**CHALLENGE:** Exactly reproduce each line of the listing that follows.

(Collected data)
>> START

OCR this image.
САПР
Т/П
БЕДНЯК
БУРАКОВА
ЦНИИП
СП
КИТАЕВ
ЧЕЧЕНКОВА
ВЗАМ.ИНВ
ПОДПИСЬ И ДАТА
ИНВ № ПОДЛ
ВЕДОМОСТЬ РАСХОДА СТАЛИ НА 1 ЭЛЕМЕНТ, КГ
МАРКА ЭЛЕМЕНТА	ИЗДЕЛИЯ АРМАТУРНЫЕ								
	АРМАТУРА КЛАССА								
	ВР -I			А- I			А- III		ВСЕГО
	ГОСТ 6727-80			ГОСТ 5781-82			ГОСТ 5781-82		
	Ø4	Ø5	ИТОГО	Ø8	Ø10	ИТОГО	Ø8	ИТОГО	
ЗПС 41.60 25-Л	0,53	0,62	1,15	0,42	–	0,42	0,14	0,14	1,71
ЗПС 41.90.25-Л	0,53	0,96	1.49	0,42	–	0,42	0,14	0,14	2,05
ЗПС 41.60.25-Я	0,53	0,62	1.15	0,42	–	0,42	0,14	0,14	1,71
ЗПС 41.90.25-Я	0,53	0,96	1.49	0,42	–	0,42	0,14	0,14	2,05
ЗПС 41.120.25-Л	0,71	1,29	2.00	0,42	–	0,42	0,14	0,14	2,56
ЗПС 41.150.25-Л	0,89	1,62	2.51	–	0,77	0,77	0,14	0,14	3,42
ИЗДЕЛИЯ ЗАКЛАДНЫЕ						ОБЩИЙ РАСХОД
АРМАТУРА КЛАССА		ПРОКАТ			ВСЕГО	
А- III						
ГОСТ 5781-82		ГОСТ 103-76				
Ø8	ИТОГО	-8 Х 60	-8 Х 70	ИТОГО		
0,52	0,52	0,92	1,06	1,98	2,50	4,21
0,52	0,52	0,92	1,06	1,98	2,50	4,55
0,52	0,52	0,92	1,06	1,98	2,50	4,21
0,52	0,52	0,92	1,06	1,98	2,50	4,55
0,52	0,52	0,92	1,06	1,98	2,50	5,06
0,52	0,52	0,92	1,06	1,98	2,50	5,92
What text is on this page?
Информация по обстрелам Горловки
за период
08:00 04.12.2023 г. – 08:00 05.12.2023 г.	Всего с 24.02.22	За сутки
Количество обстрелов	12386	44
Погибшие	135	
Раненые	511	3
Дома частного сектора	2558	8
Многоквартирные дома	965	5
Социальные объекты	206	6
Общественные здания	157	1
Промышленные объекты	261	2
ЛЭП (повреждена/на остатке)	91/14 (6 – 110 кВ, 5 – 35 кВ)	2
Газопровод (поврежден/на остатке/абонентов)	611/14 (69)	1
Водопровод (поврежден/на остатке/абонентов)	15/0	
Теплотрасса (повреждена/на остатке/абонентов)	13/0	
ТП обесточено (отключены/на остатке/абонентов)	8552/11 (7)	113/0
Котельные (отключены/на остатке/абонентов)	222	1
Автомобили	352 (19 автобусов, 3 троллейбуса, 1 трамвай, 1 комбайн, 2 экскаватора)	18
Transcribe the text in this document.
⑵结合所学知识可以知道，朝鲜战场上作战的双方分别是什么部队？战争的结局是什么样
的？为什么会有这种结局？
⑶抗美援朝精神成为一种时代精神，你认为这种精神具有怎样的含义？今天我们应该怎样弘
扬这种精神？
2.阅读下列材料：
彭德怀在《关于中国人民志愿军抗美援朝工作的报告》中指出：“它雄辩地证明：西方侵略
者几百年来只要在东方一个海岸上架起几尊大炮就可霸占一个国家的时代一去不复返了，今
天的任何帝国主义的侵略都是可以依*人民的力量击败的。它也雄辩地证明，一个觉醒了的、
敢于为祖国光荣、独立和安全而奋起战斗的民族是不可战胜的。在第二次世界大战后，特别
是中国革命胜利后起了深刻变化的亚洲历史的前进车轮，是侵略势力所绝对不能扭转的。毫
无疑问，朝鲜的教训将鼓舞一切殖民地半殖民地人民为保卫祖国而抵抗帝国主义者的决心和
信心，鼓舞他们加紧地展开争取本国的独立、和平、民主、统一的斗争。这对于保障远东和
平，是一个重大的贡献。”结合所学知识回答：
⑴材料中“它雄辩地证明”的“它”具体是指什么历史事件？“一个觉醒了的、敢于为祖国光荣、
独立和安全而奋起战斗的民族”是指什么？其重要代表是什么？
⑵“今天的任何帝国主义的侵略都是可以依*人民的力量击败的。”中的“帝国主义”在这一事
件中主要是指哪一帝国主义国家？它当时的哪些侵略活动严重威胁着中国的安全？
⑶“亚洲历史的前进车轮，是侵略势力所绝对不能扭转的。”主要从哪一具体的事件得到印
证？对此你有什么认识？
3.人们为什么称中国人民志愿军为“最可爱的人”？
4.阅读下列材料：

>> END

**FULL OUTPUT:**
OCR this image.
САПР
Т/П
БЕДНЯК
БУРАКОВА
ЦНИИП
СП
КИТАЕВ
ЧЕЧЕНКОВА
ВЗАМ.ИНВ
ПОДПИСЬ И ДАТА
ИНВ № ПОДЛ
ВЕДОМОСТЬ РАСХОДА СТАЛИ НА 1 ЭЛЕМЕНТ, КГ
МАРКА ЭЛЕМЕНТА	ИЗДЕЛИЯ АРМАТУРНЫЕ								
	АРМАТУРА КЛАССА								
	ВР -I			А- I			А- III		ВСЕГО
	ГОСТ 6727-80			ГОСТ 5781-82			ГОСТ 5781-82		
	Ø4	Ø5	ИТОГО	Ø8	Ø10	ИТОГО	Ø8	ИТОГО	
ЗПС 41.60 25-Л	0,53	0,62	1,15	0,42	–	0,42	0,14	0,14	1,71
ЗПС 41.90.25-Л	0,53	0,96	1.49	0,42	–	0,42	0,14	0,14	2,05
ЗПС 41.60.25-Я	0,53	0,62	1.15	0,42	–	0,42	0,14	0,14	1,71
ЗПС 41.90.25-Я	0,53	0,96	1.49	0,42	–	0,42	0,14	0,14	2,05
ЗПС 41.120.25-Л	0,71	1,29	2.00	0,42	–	0,42	0,14	0,14	2,56
ЗПС 41.150.25-Л	0,89	1,62	2.51	–	0,77	0,77	0,14	0,14	3,42
ИЗДЕЛИЯ ЗАКЛАДНЫЕ						ОБЩИЙ РАСХОД
АРМАТУРА КЛАССА		ПРОКАТ			ВСЕГО	
А- III						
ГОСТ 5781-82		ГОСТ 103-76				
Ø8	ИТОГО	-8 Х 60	-8 Х 70	ИТОГО		
0,52	0,52	0,92	1,06	1,98	2,50	4,21
0,52	0,52	0,92	1,06	1,98	2,50	4,55
0,52	0,52	0,92	1,06	1,98	2,50	4,21
0,52	0,52	0,92	1,06	1,98	2,50	4,55
0,52	0,52	0,92	1,06	1,98	2,50	5,06
0,52	0,52	0,92	1,06	1,98	2,50	5,92
What text is on this page?
Информация по обстрелам Горловки
за период
08:00 04.12.2023 г. – 08:00 05.12.2023 г.	Всего с 24.02.22	За сутки
Количество обстрелов	12386	44
Погибшие	135	
Раненые	511	3
Дома частного сектора	2558	8
Многоквартирные дома	965	5
Социальные объекты	206	6
Общественные здания	157	1
Промышленные объекты	261	2
ЛЭП (повреждена/на остатке)	91/14 (6 – 110 кВ, 5 – 35 кВ)	2
Газопровод (поврежден/на остатке/абонентов)	611/14 (69)	1
Водопровод (поврежден/на остатке/абонентов)	15/0	
Теплотрасса (повреждена/на остатке/абонентов)	13/0	
ТП обесточено (отключены/на остатке/абонентов)	8552/11 (7)	113/0
Котельные (отключены/на остатке/абонентов)	222	1
Автомобили	352 (19 автобусов, 3 троллейбуса, 1 трамвай, 1 комбайн, 2 экскаватора)	18
Transcribe the text in this document.
⑵结合所学知识可以知道，朝鲜战场上作战的双方分别是什么部队？战争的结局是什么样
的？为什么会有这种结局？
⑶抗美援朝精神成为一种时代精神，你认为这种精神具有怎样的含义？今天我们应该怎样弘
扬这种精神？
2.阅读下列材料：
彭德怀在《关于中国人民志愿军抗美援朝工作的报告》中指出：“它雄辩地证明：西方侵略
者几百年来只要在东方一个海岸上架起几尊大炮就可霸占一个国家的时代一去不复返了，今
天的任何帝国主义的侵略都是可以依*人民的力量击败的。它也雄辩地证明，一个觉醒了的、
敢于为祖国光荣、独立和安全而奋起战斗的民族是不可战胜的。在第二次世界大战后，特别
是中国革命胜利后起了深刻变化的亚洲历史的前进车轮，是侵略势力所绝对不能扭转的。毫
无疑问，朝鲜的教训将鼓舞一切殖民地半殖民地人民为保卫祖国而抵抗帝国主义者的决心和
信心，鼓舞他们加紧地展开争取本国的独立、和平、民主、统一的斗争。这对于保障远东和
平，是一个重大的贡献。”结合所学知识回答：
⑴材料中“它雄辩地证明”的“它”具体是指什么历史事件？“一个觉醒了的、敢于为祖国光荣、
独立和安全而奋起战斗的民族”是指什么？其重要代表是什么？
⑵“今天的任何帝国主义的侵略都是可以依*人民的力量击败的。”中的“帝国主义”在这一事
件中主要是指哪一帝国主义国家？它当时的哪些侵略活动严重威胁着中国的安全？
⑶“亚洲历史的前进车轮，是侵略势力所绝对不能扭转的。”主要从哪一具体的事件得到印
证？对此你有什么认识？
3.人们为什么称中国人民志愿军为“最可爱的人”？
4.阅读下列材料：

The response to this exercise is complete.